» DATA IN THIS EXERCISE
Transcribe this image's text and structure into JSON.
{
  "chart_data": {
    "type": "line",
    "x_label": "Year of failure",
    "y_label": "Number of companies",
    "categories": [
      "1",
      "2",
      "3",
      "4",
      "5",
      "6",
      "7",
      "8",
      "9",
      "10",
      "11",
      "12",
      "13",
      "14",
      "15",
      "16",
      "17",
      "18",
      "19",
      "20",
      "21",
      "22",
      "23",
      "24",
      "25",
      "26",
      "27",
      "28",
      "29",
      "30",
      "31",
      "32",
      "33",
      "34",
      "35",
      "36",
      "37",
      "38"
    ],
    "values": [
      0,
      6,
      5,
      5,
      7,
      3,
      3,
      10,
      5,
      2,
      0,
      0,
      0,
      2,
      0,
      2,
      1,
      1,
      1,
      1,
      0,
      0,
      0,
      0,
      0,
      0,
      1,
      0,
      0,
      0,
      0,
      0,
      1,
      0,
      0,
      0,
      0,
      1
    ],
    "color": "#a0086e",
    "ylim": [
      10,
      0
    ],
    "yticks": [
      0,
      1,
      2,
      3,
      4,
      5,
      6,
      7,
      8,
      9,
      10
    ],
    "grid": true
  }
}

» WHAT IS BEING ASKED
Give the entries once more, exactly as they appear.

» WRITTEN ANSWER
Transcribe this image's text and structure into JSON.
{
  "chart_data": {
    "type": "line",
    "x_label": "Year of failure",
    "y_label": "Number of companies",
    "categories": [
      "1",
      "2",
      "3",
      "4",
      "5",
      "6",
      "7",
      "8",
      "9",
      "10",
      "11",
      "12",
      "13",
      "14",
      "15",
      "16",
      "17",
      "18",
      "19",
      "20",
      "21",
      "22",
      "23",
      "24",
      "25",
      "26",
      "27",
      "28",
      "29",
      "30",
      "31",
      "32",
      "33",
      "34",
      "35",
      "36",
      "37",
      "38"
    ],
    "values": [
      0,
      6,
      5,
      5,
      7,
      3,
      3,
      10,
      5,
      2,
      0,
      0,
      0,
      2,
      0,
      2,
      1,
      1,
      1,
      1,
      0,
      0,
      0,
      0,
      0,
      0,
      1,
      0,
      0,
      0,
      0,
      0,
      1,
      0,
      0,
      0,
      0,
      1
    ],
    "color": "#a0086e",
    "ylim": [
      10,
      0
    ],
    "yticks": [
      0,
      1,
      2,
      3,
      4,
      5,
      6,
      7,
      8,
      9,
      10
    ],
    "grid": true
  }
}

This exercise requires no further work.